* **Your task**
Find the lines containing "MUSE" and say how many there are, with no other words.

* **Provided records**
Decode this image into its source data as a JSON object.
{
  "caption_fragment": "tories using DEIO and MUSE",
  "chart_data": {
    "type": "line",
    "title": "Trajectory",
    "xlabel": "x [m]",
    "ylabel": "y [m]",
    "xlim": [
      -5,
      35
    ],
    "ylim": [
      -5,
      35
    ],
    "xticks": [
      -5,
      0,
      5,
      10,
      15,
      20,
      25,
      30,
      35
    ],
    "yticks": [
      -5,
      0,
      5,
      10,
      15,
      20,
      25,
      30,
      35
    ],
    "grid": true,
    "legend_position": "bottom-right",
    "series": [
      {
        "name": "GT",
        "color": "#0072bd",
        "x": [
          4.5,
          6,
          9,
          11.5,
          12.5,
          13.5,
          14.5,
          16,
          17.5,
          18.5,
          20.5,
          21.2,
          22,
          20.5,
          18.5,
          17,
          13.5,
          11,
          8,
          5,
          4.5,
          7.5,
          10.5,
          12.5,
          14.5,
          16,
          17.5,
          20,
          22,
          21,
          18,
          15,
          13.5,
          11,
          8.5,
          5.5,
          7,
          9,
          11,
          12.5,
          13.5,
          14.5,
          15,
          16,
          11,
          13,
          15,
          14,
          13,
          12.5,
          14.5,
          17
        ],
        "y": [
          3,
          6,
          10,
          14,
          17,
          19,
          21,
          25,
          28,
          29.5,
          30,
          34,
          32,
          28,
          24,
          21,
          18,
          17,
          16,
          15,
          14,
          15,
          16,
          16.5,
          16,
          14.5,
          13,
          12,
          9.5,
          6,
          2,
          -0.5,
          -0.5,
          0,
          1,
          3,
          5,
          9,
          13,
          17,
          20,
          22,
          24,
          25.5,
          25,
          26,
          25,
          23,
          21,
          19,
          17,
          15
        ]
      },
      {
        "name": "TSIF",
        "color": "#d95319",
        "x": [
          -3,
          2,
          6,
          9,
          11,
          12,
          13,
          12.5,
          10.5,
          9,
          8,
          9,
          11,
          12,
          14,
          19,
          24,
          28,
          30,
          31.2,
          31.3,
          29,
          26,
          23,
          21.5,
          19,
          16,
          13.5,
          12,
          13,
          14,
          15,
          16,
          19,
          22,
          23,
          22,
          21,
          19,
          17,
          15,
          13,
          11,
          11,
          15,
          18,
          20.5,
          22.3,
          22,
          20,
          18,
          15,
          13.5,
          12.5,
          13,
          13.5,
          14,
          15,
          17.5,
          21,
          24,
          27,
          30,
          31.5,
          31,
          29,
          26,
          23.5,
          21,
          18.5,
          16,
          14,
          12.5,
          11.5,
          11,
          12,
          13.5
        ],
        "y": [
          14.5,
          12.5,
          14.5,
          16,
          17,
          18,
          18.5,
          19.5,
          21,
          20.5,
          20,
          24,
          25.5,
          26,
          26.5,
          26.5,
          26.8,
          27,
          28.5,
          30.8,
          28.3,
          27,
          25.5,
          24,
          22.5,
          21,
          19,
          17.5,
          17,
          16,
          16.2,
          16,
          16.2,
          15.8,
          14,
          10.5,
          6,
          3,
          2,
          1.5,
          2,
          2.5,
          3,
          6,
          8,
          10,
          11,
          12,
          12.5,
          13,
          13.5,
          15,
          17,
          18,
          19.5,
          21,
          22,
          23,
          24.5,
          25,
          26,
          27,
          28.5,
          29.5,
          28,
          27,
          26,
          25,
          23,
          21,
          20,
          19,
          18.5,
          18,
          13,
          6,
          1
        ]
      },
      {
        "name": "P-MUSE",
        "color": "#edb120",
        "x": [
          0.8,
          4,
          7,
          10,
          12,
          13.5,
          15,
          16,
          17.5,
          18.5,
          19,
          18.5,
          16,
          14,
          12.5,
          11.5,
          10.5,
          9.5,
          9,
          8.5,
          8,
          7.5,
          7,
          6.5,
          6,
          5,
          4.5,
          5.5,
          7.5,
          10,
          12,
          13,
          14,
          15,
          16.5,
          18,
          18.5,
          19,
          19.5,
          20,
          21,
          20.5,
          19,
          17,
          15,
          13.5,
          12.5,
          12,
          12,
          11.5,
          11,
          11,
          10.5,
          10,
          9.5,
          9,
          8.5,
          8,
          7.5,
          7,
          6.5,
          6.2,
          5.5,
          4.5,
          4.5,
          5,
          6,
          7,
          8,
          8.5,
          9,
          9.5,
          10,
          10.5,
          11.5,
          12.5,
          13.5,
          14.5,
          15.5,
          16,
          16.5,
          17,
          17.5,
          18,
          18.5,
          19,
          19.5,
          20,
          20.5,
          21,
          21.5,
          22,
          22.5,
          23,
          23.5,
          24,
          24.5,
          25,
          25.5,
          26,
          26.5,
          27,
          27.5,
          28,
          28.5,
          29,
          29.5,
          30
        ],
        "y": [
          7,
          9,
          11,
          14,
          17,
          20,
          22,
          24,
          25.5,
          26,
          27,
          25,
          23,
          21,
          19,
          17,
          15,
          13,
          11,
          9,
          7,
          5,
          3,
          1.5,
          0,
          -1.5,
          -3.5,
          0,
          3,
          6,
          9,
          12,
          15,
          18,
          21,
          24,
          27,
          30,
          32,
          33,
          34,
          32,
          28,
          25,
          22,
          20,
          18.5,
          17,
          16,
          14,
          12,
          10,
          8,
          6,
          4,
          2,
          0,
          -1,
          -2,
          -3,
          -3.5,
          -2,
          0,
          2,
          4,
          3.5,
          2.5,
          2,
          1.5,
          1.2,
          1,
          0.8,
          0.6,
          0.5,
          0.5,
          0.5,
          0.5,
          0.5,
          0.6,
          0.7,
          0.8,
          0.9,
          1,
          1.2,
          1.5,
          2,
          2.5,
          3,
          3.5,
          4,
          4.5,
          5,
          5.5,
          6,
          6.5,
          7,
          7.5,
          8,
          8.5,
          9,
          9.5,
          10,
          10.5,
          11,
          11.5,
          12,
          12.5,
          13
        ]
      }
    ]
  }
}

* **Response for this exercise**
2